(Dataset entries)
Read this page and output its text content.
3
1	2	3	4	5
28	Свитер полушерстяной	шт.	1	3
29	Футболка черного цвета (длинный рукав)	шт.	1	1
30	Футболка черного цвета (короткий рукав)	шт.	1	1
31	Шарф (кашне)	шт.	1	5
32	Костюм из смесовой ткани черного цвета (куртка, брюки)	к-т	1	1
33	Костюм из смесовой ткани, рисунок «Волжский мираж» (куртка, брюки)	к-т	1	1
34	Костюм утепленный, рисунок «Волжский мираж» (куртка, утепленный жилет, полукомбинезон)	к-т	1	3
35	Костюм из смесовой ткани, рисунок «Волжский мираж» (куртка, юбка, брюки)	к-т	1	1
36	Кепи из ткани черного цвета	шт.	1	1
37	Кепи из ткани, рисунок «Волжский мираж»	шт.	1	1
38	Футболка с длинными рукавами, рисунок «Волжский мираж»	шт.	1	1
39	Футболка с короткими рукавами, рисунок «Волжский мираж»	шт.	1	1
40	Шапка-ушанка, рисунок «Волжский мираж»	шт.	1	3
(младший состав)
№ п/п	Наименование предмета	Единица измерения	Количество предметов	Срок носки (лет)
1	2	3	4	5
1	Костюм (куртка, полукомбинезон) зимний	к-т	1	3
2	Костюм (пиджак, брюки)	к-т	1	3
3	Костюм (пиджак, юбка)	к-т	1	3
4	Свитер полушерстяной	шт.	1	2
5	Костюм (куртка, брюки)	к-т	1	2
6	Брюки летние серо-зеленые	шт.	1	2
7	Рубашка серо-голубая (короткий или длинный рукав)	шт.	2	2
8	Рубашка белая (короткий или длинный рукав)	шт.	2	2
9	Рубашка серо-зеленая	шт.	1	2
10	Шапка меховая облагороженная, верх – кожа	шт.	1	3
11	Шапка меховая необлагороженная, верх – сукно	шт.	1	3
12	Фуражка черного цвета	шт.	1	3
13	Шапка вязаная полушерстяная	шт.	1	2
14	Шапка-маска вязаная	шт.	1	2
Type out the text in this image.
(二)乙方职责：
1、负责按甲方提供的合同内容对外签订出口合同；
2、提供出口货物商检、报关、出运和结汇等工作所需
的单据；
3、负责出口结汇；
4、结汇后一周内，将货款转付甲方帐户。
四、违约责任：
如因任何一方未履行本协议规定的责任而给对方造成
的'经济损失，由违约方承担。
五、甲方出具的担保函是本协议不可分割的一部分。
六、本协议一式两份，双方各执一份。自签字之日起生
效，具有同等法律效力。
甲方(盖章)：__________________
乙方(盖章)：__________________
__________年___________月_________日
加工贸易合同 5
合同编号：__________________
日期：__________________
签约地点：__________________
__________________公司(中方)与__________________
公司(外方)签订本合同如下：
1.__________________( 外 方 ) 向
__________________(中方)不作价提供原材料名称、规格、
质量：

◆ Written instruction
Show the lines from the data above that contain the string "мираж".

◆ Reply to the task
33	Костюм из смесовой ткани, рисунок «Волжский мираж» (куртка, брюки)	к-т	1	1
34	Костюм утепленный, рисунок «Волжский мираж» (куртка, утепленный жилет, полукомбинезон)	к-т	1	3
35	Костюм из смесовой ткани, рисунок «Волжский мираж» (куртка, юбка, брюки)	к-т	1	1
37	Кепи из ткани, рисунок «Волжский мираж»	шт.	1	1
38	Футболка с длинными рукавами, рисунок «Волжский мираж»	шт.	1	1
39	Футболка с короткими рукавами, рисунок «Волжский мираж»	шт.	1	1
40	Шапка-ушанка, рисунок «Волжский мираж»	шт.	1	3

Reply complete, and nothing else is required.